■ Exercise aim ■
Print the entries that appear below, exactly as written and without their pictures.

■ Records provided ■
* start *
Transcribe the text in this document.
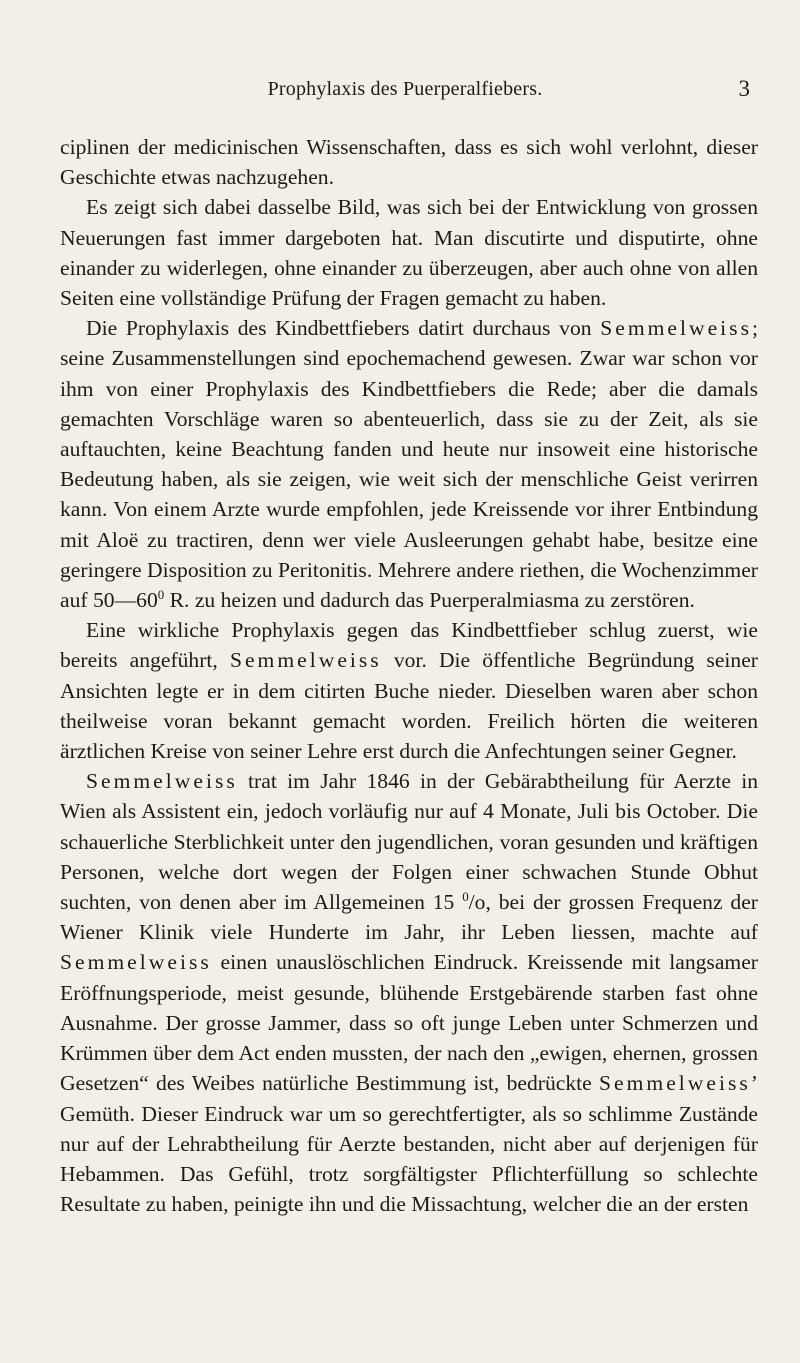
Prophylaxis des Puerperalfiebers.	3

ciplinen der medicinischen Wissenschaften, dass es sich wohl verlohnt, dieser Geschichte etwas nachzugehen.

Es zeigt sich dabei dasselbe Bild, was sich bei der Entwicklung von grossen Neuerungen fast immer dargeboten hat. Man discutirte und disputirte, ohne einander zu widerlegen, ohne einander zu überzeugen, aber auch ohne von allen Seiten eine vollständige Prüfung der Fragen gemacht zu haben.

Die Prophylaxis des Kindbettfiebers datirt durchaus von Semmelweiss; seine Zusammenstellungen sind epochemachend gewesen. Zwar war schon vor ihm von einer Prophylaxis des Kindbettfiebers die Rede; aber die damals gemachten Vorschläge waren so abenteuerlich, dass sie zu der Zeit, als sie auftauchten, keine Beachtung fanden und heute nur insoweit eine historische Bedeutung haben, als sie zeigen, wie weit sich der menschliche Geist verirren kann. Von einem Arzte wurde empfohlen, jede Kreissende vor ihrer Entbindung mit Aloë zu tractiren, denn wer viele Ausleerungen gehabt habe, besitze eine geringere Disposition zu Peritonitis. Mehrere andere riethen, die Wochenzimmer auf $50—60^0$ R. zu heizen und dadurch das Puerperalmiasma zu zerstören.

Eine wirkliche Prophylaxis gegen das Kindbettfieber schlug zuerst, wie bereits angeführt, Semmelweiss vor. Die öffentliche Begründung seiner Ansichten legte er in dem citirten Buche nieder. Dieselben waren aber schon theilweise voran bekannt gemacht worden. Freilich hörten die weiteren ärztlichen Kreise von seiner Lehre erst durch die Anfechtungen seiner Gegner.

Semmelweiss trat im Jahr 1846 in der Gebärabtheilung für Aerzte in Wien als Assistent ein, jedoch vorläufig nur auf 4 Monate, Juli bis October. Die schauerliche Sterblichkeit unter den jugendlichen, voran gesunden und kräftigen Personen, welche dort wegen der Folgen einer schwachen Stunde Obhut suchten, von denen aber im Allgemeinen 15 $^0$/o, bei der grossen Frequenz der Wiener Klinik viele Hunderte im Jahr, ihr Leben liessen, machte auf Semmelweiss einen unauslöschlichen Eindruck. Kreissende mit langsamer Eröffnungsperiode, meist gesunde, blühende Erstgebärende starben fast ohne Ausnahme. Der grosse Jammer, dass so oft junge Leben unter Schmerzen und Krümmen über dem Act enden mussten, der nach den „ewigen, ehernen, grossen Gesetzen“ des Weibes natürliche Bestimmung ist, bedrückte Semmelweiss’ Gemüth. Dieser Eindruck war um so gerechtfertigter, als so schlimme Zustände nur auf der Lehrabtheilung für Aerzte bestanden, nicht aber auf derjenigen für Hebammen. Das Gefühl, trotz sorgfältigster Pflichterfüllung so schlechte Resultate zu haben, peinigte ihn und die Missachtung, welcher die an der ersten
* end *
■ Written solution ■
Transcribe the text in this document.
Prophylaxis des Puerperalfiebers.	3

ciplinen der medicinischen Wissenschaften, dass es sich wohl verlohnt, dieser Geschichte etwas nachzugehen.

Es zeigt sich dabei dasselbe Bild, was sich bei der Entwicklung von grossen Neuerungen fast immer dargeboten hat. Man discutirte und disputirte, ohne einander zu widerlegen, ohne einander zu überzeugen, aber auch ohne von allen Seiten eine vollständige Prüfung der Fragen gemacht zu haben.

Die Prophylaxis des Kindbettfiebers datirt durchaus von Semmelweiss; seine Zusammenstellungen sind epochemachend gewesen. Zwar war schon vor ihm von einer Prophylaxis des Kindbettfiebers die Rede; aber die damals gemachten Vorschläge waren so abenteuerlich, dass sie zu der Zeit, als sie auftauchten, keine Beachtung fanden und heute nur insoweit eine historische Bedeutung haben, als sie zeigen, wie weit sich der menschliche Geist verirren kann. Von einem Arzte wurde empfohlen, jede Kreissende vor ihrer Entbindung mit Aloë zu tractiren, denn wer viele Ausleerungen gehabt habe, besitze eine geringere Disposition zu Peritonitis. Mehrere andere riethen, die Wochenzimmer auf $50—60^0$ R. zu heizen und dadurch das Puerperalmiasma zu zerstören.

Eine wirkliche Prophylaxis gegen das Kindbettfieber schlug zuerst, wie bereits angeführt, Semmelweiss vor. Die öffentliche Begründung seiner Ansichten legte er in dem citirten Buche nieder. Dieselben waren aber schon theilweise voran bekannt gemacht worden. Freilich hörten die weiteren ärztlichen Kreise von seiner Lehre erst durch die Anfechtungen seiner Gegner.

Semmelweiss trat im Jahr 1846 in der Gebärabtheilung für Aerzte in Wien als Assistent ein, jedoch vorläufig nur auf 4 Monate, Juli bis October. Die schauerliche Sterblichkeit unter den jugendlichen, voran gesunden und kräftigen Personen, welche dort wegen der Folgen einer schwachen Stunde Obhut suchten, von denen aber im Allgemeinen 15 $^0$/o, bei der grossen Frequenz der Wiener Klinik viele Hunderte im Jahr, ihr Leben liessen, machte auf Semmelweiss einen unauslöschlichen Eindruck. Kreissende mit langsamer Eröffnungsperiode, meist gesunde, blühende Erstgebärende starben fast ohne Ausnahme. Der grosse Jammer, dass so oft junge Leben unter Schmerzen und Krümmen über dem Act enden mussten, der nach den „ewigen, ehernen, grossen Gesetzen“ des Weibes natürliche Bestimmung ist, bedrückte Semmelweiss’ Gemüth. Dieser Eindruck war um so gerechtfertigter, als so schlimme Zustände nur auf der Lehrabtheilung für Aerzte bestanden, nicht aber auf derjenigen für Hebammen. Das Gefühl, trotz sorgfältigster Pflichterfüllung so schlechte Resultate zu haben, peinigte ihn und die Missachtung, welcher die an der ersten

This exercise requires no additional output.